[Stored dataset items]
+++

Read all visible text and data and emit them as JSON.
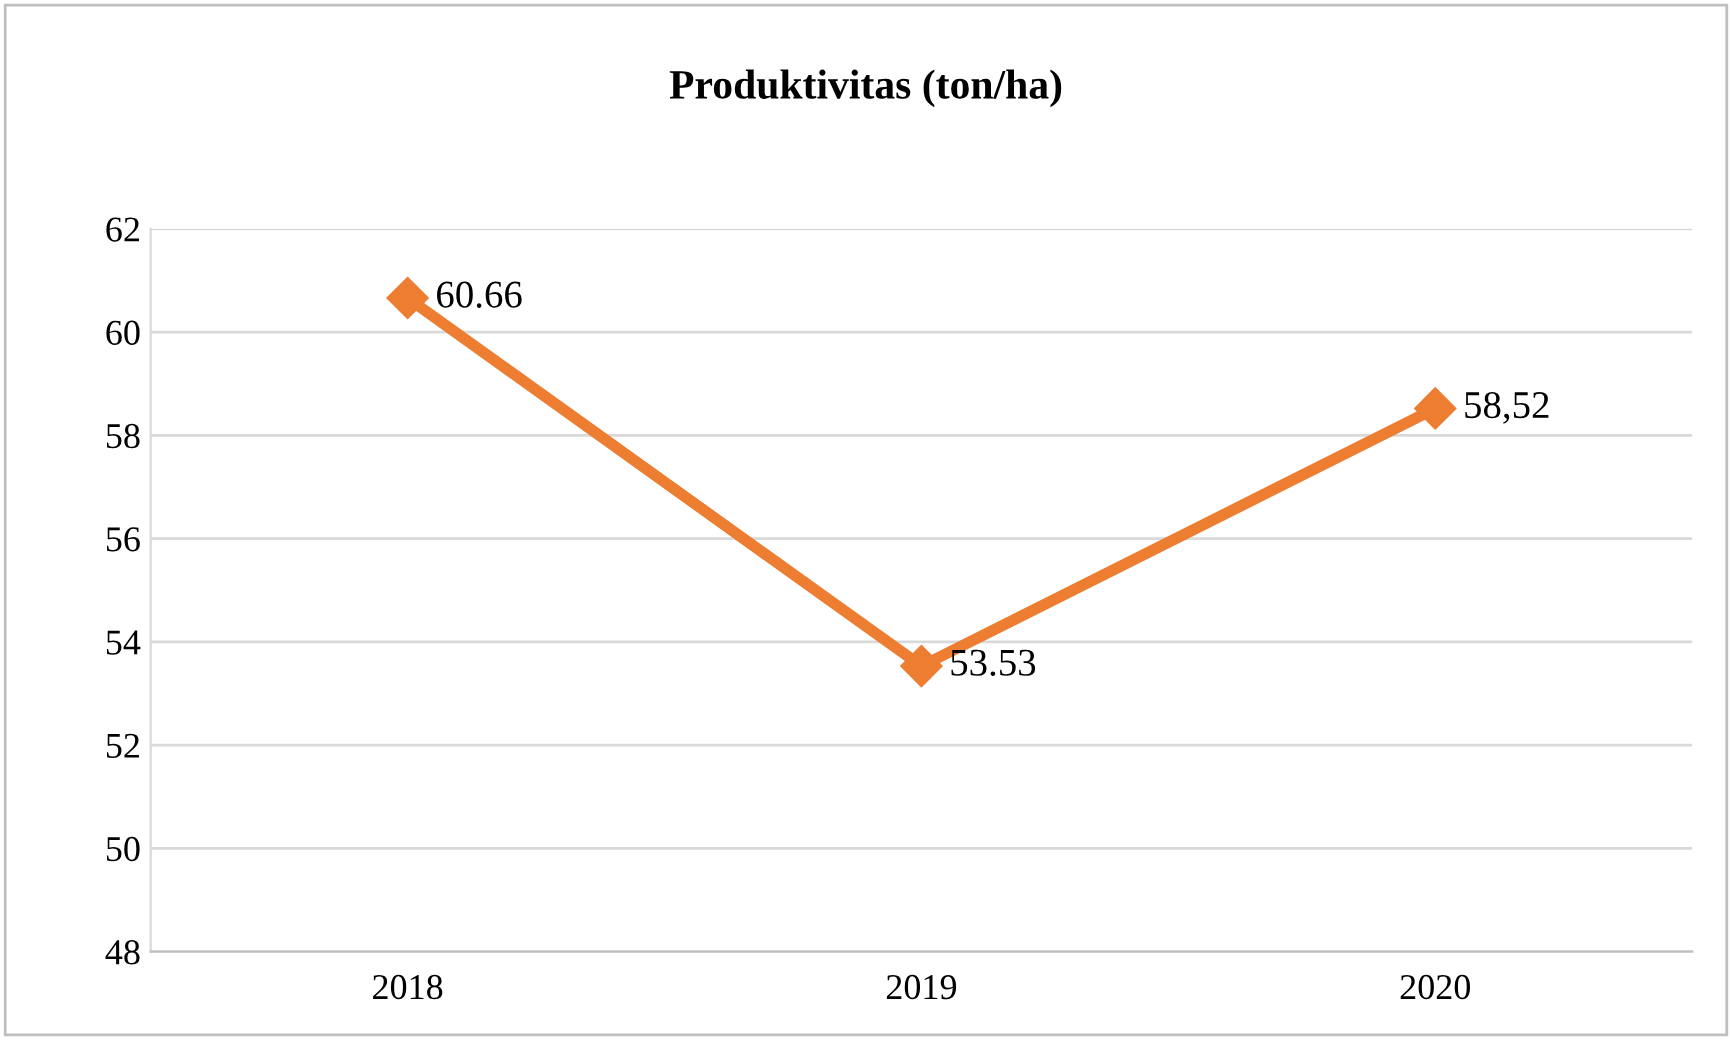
{
  "chart_data": {
    "type": "line",
    "title": "Produktivitas (ton/ha)",
    "categories": [
      "2018",
      "2019",
      "2020"
    ],
    "series": [
      {
        "color": "#ed7d31",
        "values": [
          60.66,
          53.53,
          58.52
        ],
        "value_labels": [
          "60.66",
          "53.53",
          "58,52"
        ]
      }
    ],
    "ylim": [
      48,
      62
    ],
    "yticks": [
      48,
      50,
      52,
      54,
      56,
      58,
      60,
      62
    ],
    "grid": "y",
    "marker": "diamond",
    "line_style": "solid",
    "legend": false
  }
}
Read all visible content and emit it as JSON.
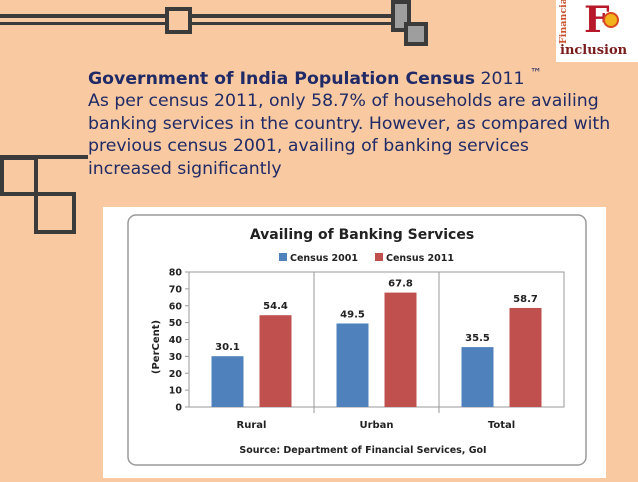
{
  "intro": {
    "heading": "Government of India Population Census",
    "year": "2011",
    "tm": "™",
    "body": "As per census 2011, only 58.7% of households are availing banking services in the country. However, as compared with previous census 2001, availing of banking services increased significantly"
  },
  "logo": {
    "vertical_text": "Financial",
    "letter": "F",
    "word": "inclusion"
  },
  "colors": {
    "background": "#f9c9a1",
    "census_2001": "#4f81bd",
    "census_2011": "#c0504d",
    "text": "#1f2a66"
  },
  "chart_data": {
    "type": "bar",
    "title": "Availing of Banking Services",
    "ylabel": "(PerCent)",
    "xlabel": "",
    "categories": [
      "Rural",
      "Urban",
      "Total"
    ],
    "series": [
      {
        "name": "Census 2001",
        "values": [
          30.1,
          49.5,
          35.5
        ],
        "color": "#4f81bd"
      },
      {
        "name": "Census 2011",
        "values": [
          54.4,
          67.8,
          58.7
        ],
        "color": "#c0504d"
      }
    ],
    "data_labels": [
      [
        "30.1",
        "49.5",
        "35.5"
      ],
      [
        "54.4",
        "67.8",
        "58.7"
      ]
    ],
    "ylim": [
      0,
      80
    ],
    "yticks": [
      "0",
      "10",
      "20",
      "30",
      "40",
      "50",
      "60",
      "70",
      "80"
    ],
    "legend": "top",
    "grid": false,
    "source": "Source: Department of Financial Services, GoI"
  }
}
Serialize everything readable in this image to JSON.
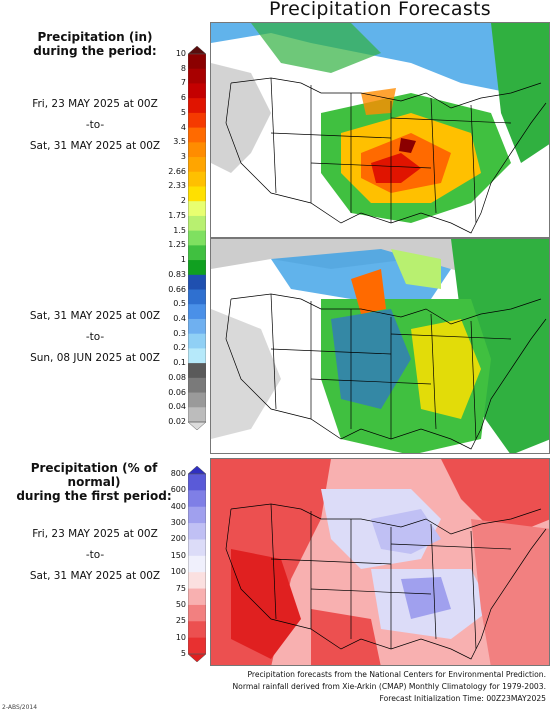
{
  "title": "Precipitation Forecasts",
  "legend_top": {
    "title_line1": "Precipitation (in)",
    "title_line2": "during the period:",
    "ticks": [
      "10",
      "8",
      "7",
      "6",
      "5",
      "4",
      "3.5",
      "3",
      "2.66",
      "2.33",
      "2",
      "1.75",
      "1.5",
      "1.25",
      "1",
      "0.83",
      "0.66",
      "0.5",
      "0.4",
      "0.3",
      "0.2",
      "0.1",
      "0.08",
      "0.06",
      "0.04",
      "0.02"
    ],
    "colors": [
      "#5a0d0d",
      "#8b0000",
      "#a80000",
      "#c40000",
      "#e01400",
      "#f53a00",
      "#ff6a00",
      "#ff8c00",
      "#ffa500",
      "#ffc000",
      "#ffe000",
      "#e8ff70",
      "#b8f070",
      "#7fe060",
      "#40c040",
      "#10a020",
      "#1f50b0",
      "#2f70d0",
      "#4a90e8",
      "#6fb0f0",
      "#90d0f5",
      "#b6e9fa",
      "#5a5a5a",
      "#7a7a7a",
      "#9a9a9a",
      "#bcbcbc",
      "#dcdcdc"
    ]
  },
  "period1": {
    "start": "Fri, 23 MAY 2025 at 00Z",
    "sep": "-to-",
    "end": "Sat, 31 MAY 2025 at 00Z"
  },
  "period2": {
    "start": "Sat, 31 MAY 2025 at 00Z",
    "sep": "-to-",
    "end": "Sun, 08 JUN 2025 at 00Z"
  },
  "legend_bottom": {
    "title_line1": "Precipitation (% of normal)",
    "title_line2": "during the first period:",
    "ticks": [
      "800",
      "600",
      "400",
      "300",
      "200",
      "150",
      "100",
      "75",
      "50",
      "25",
      "10",
      "5"
    ],
    "colors": [
      "#3030c0",
      "#5a5ad8",
      "#7f7fe6",
      "#a0a0ee",
      "#c0c0f4",
      "#dcdcf8",
      "#f0f0fc",
      "#fbe0e0",
      "#f8b0b0",
      "#f28080",
      "#ec5050",
      "#e83030",
      "#e02020"
    ]
  },
  "period3": {
    "start": "Fri, 23 MAY 2025 at 00Z",
    "sep": "-to-",
    "end": "Sat, 31 MAY 2025 at 00Z"
  },
  "footer": {
    "line1": "Precipitation forecasts from the National Centers for Environmental Prediction.",
    "line2": "Normal rainfall derived from Xie-Arkin (CMAP) Monthly Climatology for 1979-2003.",
    "line3": "Forecast Initialization Time: 00Z23MAY2025"
  },
  "corner_text": "2-ABS/2014"
}
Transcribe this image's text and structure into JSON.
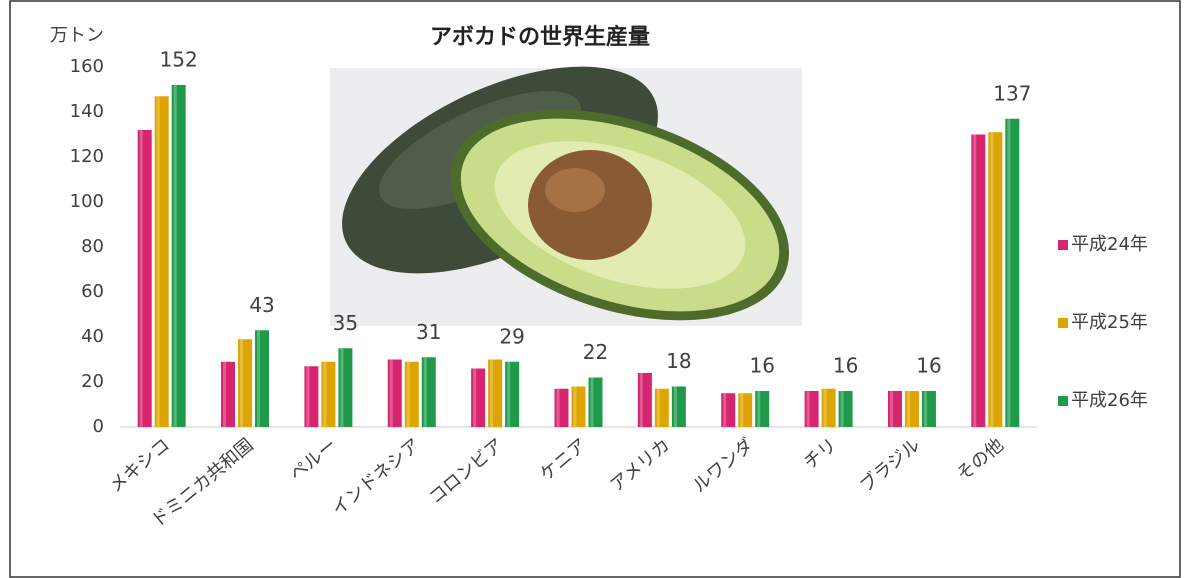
{
  "chart_data": {
    "type": "bar",
    "title": "アボカドの世界生産量",
    "y_label": "万トン",
    "categories": [
      "メキシコ",
      "ドミニカ共和国",
      "ペルー",
      "インドネシア",
      "コロンビア",
      "ケニア",
      "アメリカ",
      "ルワンダ",
      "チリ",
      "ブラジル",
      "その他"
    ],
    "series": [
      {
        "name": "平成24年",
        "color": "#d6246e",
        "values": [
          132,
          29,
          27,
          30,
          26,
          17,
          24,
          15,
          16,
          16,
          130
        ]
      },
      {
        "name": "平成25年",
        "color": "#dea500",
        "values": [
          147,
          39,
          29,
          29,
          30,
          18,
          17,
          15,
          17,
          16,
          131
        ]
      },
      {
        "name": "平成26年",
        "color": "#1f9a4b",
        "values": [
          152,
          43,
          35,
          31,
          29,
          22,
          18,
          16,
          16,
          16,
          137
        ],
        "labels": true
      }
    ],
    "ylim": [
      0,
      160
    ],
    "yticks": [
      0,
      20,
      40,
      60,
      80,
      100,
      120,
      140,
      160
    ],
    "grid": false,
    "legend": "right"
  }
}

+++

(WHAT TO DO) Write out the material above once more, exactly as it reads, with no pictures.

(RESPONSE BELOW)
Read all visible text and data and emit them as JSON.
{
  "chart_data": {
    "type": "line",
    "title": "Produktivitas (ton/ha)",
    "categories": [
      "2018",
      "2019",
      "2020"
    ],
    "series": [
      {
        "color": "#ed7d31",
        "values": [
          60.66,
          53.53,
          58.52
        ],
        "value_labels": [
          "60.66",
          "53.53",
          "58,52"
        ]
      }
    ],
    "ylim": [
      48,
      62
    ],
    "yticks": [
      48,
      50,
      52,
      54,
      56,
      58,
      60,
      62
    ],
    "grid": "y",
    "marker": "diamond",
    "line_style": "solid",
    "legend": false
  }
}
Read all visible content and emit it as JSON.
{
  "intro": {
    "heading": "Government of India Population Census",
    "year": "2011",
    "tm": "™",
    "body": "As per census 2011, only 58.7% of households are availing banking services in the country. However, as compared with previous census 2001, availing of banking services increased significantly"
  },
  "logo": {
    "vertical_text": "Financial",
    "letter": "F",
    "word": "inclusion"
  },
  "colors": {
    "background": "#f9c9a1",
    "census_2001": "#4f81bd",
    "census_2011": "#c0504d",
    "text": "#1f2a66"
  },
  "chart_data": {
    "type": "bar",
    "title": "Availing of Banking Services",
    "ylabel": "(PerCent)",
    "xlabel": "",
    "categories": [
      "Rural",
      "Urban",
      "Total"
    ],
    "series": [
      {
        "name": "Census 2001",
        "values": [
          30.1,
          49.5,
          35.5
        ],
        "color": "#4f81bd"
      },
      {
        "name": "Census 2011",
        "values": [
          54.4,
          67.8,
          58.7
        ],
        "color": "#c0504d"
      }
    ],
    "data_labels": [
      [
        "30.1",
        "49.5",
        "35.5"
      ],
      [
        "54.4",
        "67.8",
        "58.7"
      ]
    ],
    "ylim": [
      0,
      80
    ],
    "yticks": [
      "0",
      "10",
      "20",
      "30",
      "40",
      "50",
      "60",
      "70",
      "80"
    ],
    "legend": "top",
    "grid": false,
    "source": "Source: Department of Financial Services, GoI"
  }
}
Serialize everything readable in this image to JSON.
{
  "title": "Precipitation Forecasts",
  "legend_top": {
    "title_line1": "Precipitation (in)",
    "title_line2": "during the period:",
    "ticks": [
      "10",
      "8",
      "7",
      "6",
      "5",
      "4",
      "3.5",
      "3",
      "2.66",
      "2.33",
      "2",
      "1.75",
      "1.5",
      "1.25",
      "1",
      "0.83",
      "0.66",
      "0.5",
      "0.4",
      "0.3",
      "0.2",
      "0.1",
      "0.08",
      "0.06",
      "0.04",
      "0.02"
    ],
    "colors": [
      "#5a0d0d",
      "#8b0000",
      "#a80000",
      "#c40000",
      "#e01400",
      "#f53a00",
      "#ff6a00",
      "#ff8c00",
      "#ffa500",
      "#ffc000",
      "#ffe000",
      "#e8ff70",
      "#b8f070",
      "#7fe060",
      "#40c040",
      "#10a020",
      "#1f50b0",
      "#2f70d0",
      "#4a90e8",
      "#6fb0f0",
      "#90d0f5",
      "#b6e9fa",
      "#5a5a5a",
      "#7a7a7a",
      "#9a9a9a",
      "#bcbcbc",
      "#dcdcdc"
    ]
  },
  "period1": {
    "start": "Fri, 23 MAY 2025 at 00Z",
    "sep": "-to-",
    "end": "Sat, 31 MAY 2025 at 00Z"
  },
  "period2": {
    "start": "Sat, 31 MAY 2025 at 00Z",
    "sep": "-to-",
    "end": "Sun, 08 JUN 2025 at 00Z"
  },
  "legend_bottom": {
    "title_line1": "Precipitation (% of normal)",
    "title_line2": "during the first period:",
    "ticks": [
      "800",
      "600",
      "400",
      "300",
      "200",
      "150",
      "100",
      "75",
      "50",
      "25",
      "10",
      "5"
    ],
    "colors": [
      "#3030c0",
      "#5a5ad8",
      "#7f7fe6",
      "#a0a0ee",
      "#c0c0f4",
      "#dcdcf8",
      "#f0f0fc",
      "#fbe0e0",
      "#f8b0b0",
      "#f28080",
      "#ec5050",
      "#e83030",
      "#e02020"
    ]
  },
  "period3": {
    "start": "Fri, 23 MAY 2025 at 00Z",
    "sep": "-to-",
    "end": "Sat, 31 MAY 2025 at 00Z"
  },
  "footer": {
    "line1": "Precipitation forecasts from the National Centers for Environmental Prediction.",
    "line2": "Normal rainfall derived from Xie-Arkin (CMAP) Monthly Climatology for 1979-2003.",
    "line3": "Forecast Initialization Time: 00Z23MAY2025"
  },
  "corner_text": "2-ABS/2014"
}
Transcribe this image's text and structure into JSON.
{
  "chart_data": {
    "type": "bar",
    "title": "アボカドの世界生産量",
    "y_label": "万トン",
    "categories": [
      "メキシコ",
      "ドミニカ共和国",
      "ペルー",
      "インドネシア",
      "コロンビア",
      "ケニア",
      "アメリカ",
      "ルワンダ",
      "チリ",
      "ブラジル",
      "その他"
    ],
    "series": [
      {
        "name": "平成24年",
        "color": "#d6246e",
        "values": [
          132,
          29,
          27,
          30,
          26,
          17,
          24,
          15,
          16,
          16,
          130
        ]
      },
      {
        "name": "平成25年",
        "color": "#dea500",
        "values": [
          147,
          39,
          29,
          29,
          30,
          18,
          17,
          15,
          17,
          16,
          131
        ]
      },
      {
        "name": "平成26年",
        "color": "#1f9a4b",
        "values": [
          152,
          43,
          35,
          31,
          29,
          22,
          18,
          16,
          16,
          16,
          137
        ],
        "labels": true
      }
    ],
    "ylim": [
      0,
      160
    ],
    "yticks": [
      0,
      20,
      40,
      60,
      80,
      100,
      120,
      140,
      160
    ],
    "grid": false,
    "legend": "right"
  }
}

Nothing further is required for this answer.